■ YOUR GOAL
Only the lines holding the string "والترمذي" are needed. Copy each one.

[Saved data entries]
_ _ _ _ _ _ _
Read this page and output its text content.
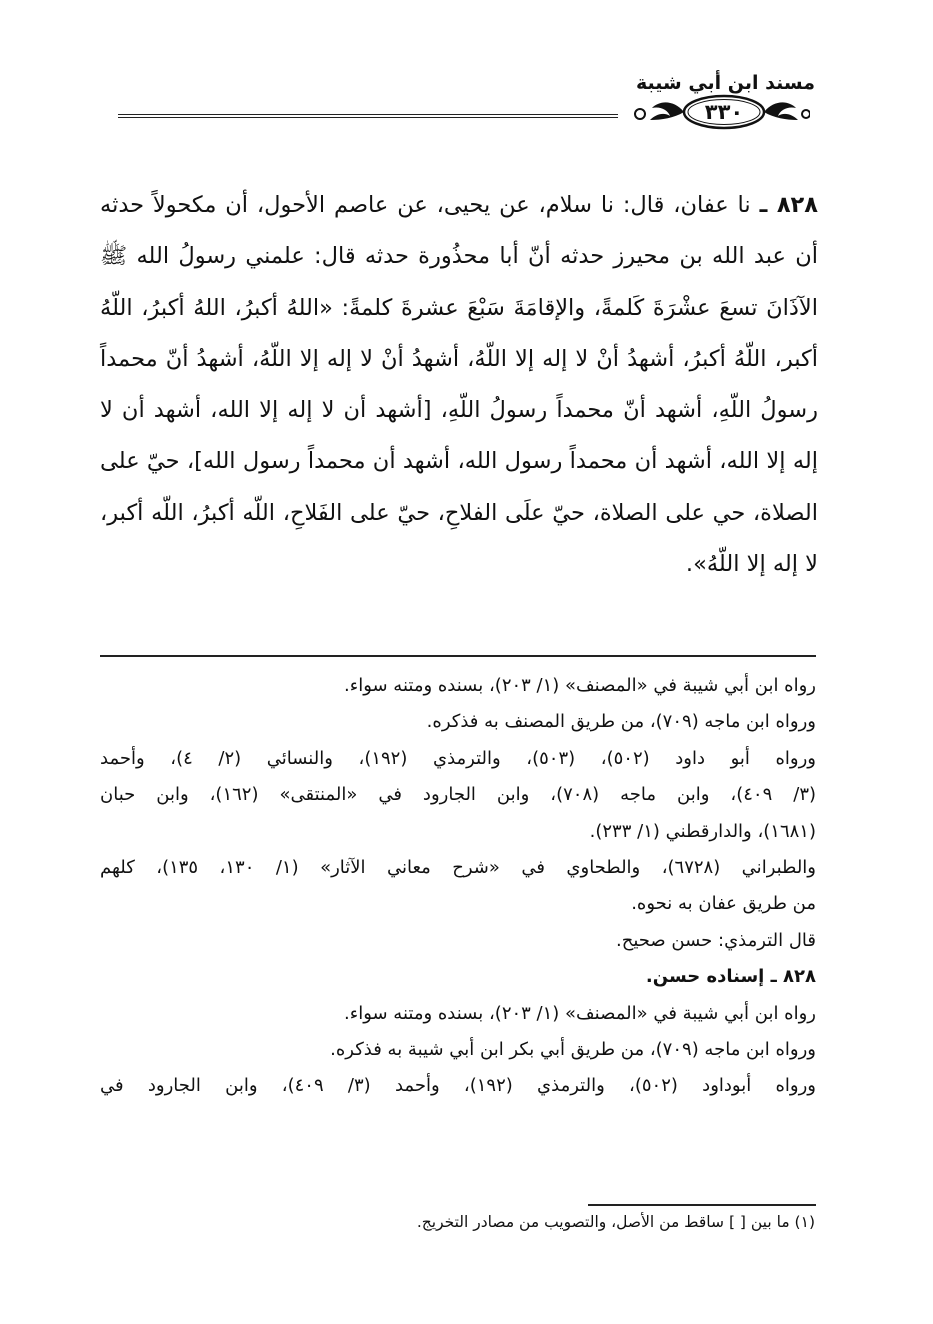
مسند ابن أبي شيبة
٣٣٠

٨٢٨ ـ نا عفان، قال: نا سلام، عن يحيى، عن عاصم الأحول، أن مكحولاً حدثه أن عبد الله بن محيرز حدثه أنّ أبا محذُورة حدثه قال: علمني رسولُ الله ﷺ الآذَانَ تسعَ عشْرَةَ كَلمةً، والإقامَةَ سَبْعَ عشرةَ كلمةً: «اللهُ أكبرُ، اللهُ أكبرُ، اللّهُ أكبر، اللّهُ أكبرُ، أشهدُ أنْ لا إله إلا اللّهُ، أشهدُ أنْ لا إله إلا اللّهُ، أشهدُ أنّ محمداً رسولُ اللّهِ، أشهد أنّ محمداً رسولُ اللّهِ، [أشهد أن لا إله إلا الله، أشهد أن لا إله إلا الله، أشهد أن محمداً رسول الله، أشهد أن محمداً رسول الله]، حيّ على الصلاة، حي على الصلاة، حيّ علَى الفلاحِ، حيّ على الفَلاحِ، اللّه أكبرُ، اللّه أكبر، لا إله إلا اللّهُ».

رواه ابن أبي شيبة في «المصنف» (١/ ٢٠٣)، بسنده ومتنه سواء.
ورواه ابن ماجه (٧٠٩)، من طريق المصنف به فذكره.
ورواه أبو داود (٥٠٢)، (٥٠٣)، والترمذي (١٩٢)، والنسائي (٢/ ٤)، وأحمد
(٣/ ٤٠٩)، وابن ماجه (٧٠٨)، وابن الجارود في «المنتقى» (١٦٢)، وابن حبان
(١٦٨١)، والدارقطني (١/ ٢٣٣).
والطبراني (٦٧٢٨)، والطحاوي في «شرح معاني الآثار» (١/ ١٣٠، ١٣٥)، كلهم
من طريق عفان به نحوه.
قال الترمذي: حسن صحيح.
٨٢٨ ـ إسناده حسن.
رواه ابن أبي شيبة في «المصنف» (١/ ٢٠٣)، بسنده ومتنه سواء.
ورواه ابن ماجه (٧٠٩)، من طريق أبي بكر ابن أبي شيبة به فذكره.
ورواه أبوداود (٥٠٢)، والترمذي (١٩٢)، وأحمد (٣/ ٤٠٩)، وابن الجارود في
(١) ما بين [ ] ساقط من الأصل، والتصويب من مصادر التخريج.
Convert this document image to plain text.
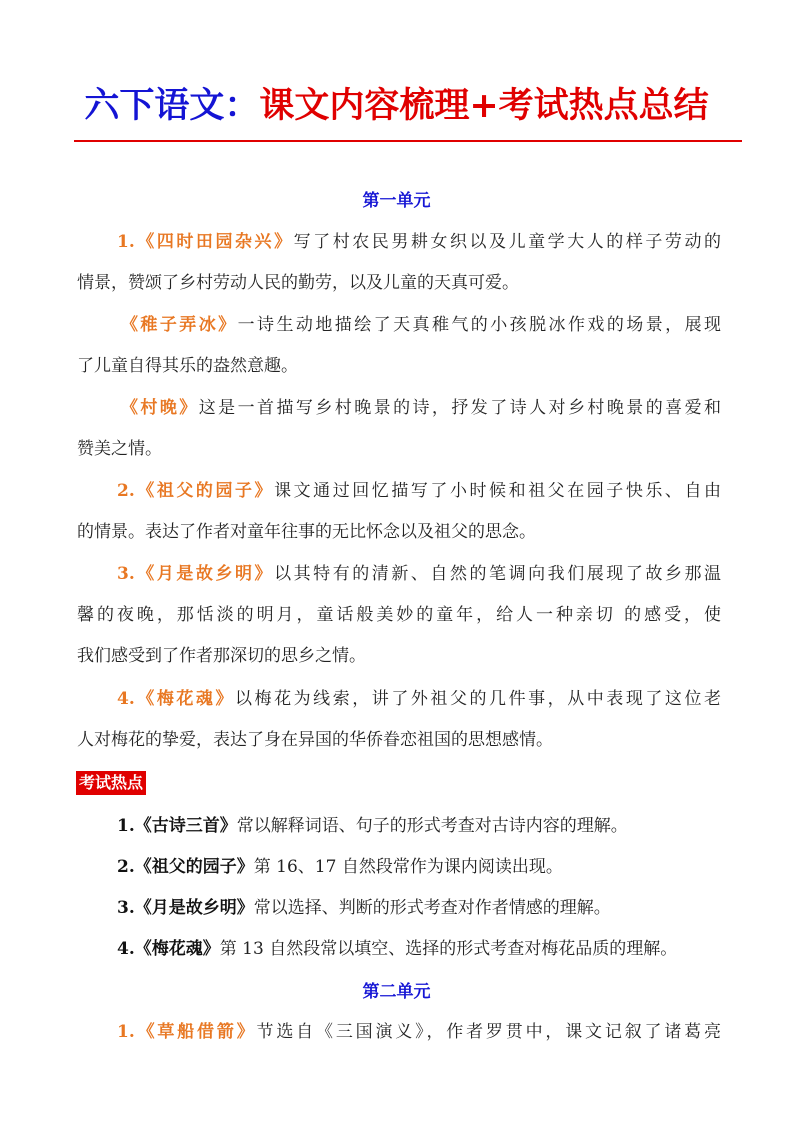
六下语文：课文内容梳理+考试热点总结
第一单元
1.《四时田园杂兴》写了村农民男耕女织以及儿童学大人的样子劳动的
情景，赞颂了乡村劳动人民的勤劳，以及儿童的天真可爱。
《稚子弄冰》一诗生动地描绘了天真稚气的小孩脱冰作戏的场景，展现
了儿童自得其乐的盎然意趣。
《村晚》这是一首描写乡村晚景的诗，抒发了诗人对乡村晚景的喜爱和
赞美之情。
2.《祖父的园子》课文通过回忆描写了小时候和祖父在园子快乐、自由
的情景。表达了作者对童年往事的无比怀念以及祖父的思念。
3.《月是故乡明》以其特有的清新、自然的笔调向我们展现了故乡那温
馨的夜晚，那恬淡的明月，童话般美妙的童年，给人一种亲切 的感受，使
我们感受到了作者那深切的思乡之情。
4.《梅花魂》以梅花为线索，讲了外祖父的几件事，从中表现了这位老
人对梅花的挚爱，表达了身在异国的华侨眷恋祖国的思想感情。
考试热点
1.《古诗三首》常以解释词语、句子的形式考查对古诗内容的理解。
2.《祖父的园子》第 16、17 自然段常作为课内阅读出现。
3.《月是故乡明》常以选择、判断的形式考查对作者情感的理解。
4.《梅花魂》第 13 自然段常以填空、选择的形式考查对梅花品质的理解。
第二单元
1.《草船借箭》节选自《三国演义》，作者罗贯中，课文记叙了诸葛亮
_ _ _ _ _ _ _
■ FULL ANSWER
ورواه أبو داود (٥٠٢)، (٥٠٣)، والترمذي (١٩٢)، والنسائي (٢/ ٤)، وأحمد
ورواه أبوداود (٥٠٢)، والترمذي (١٩٢)، وأحمد (٣/ ٤٠٩)، وابن الجارود في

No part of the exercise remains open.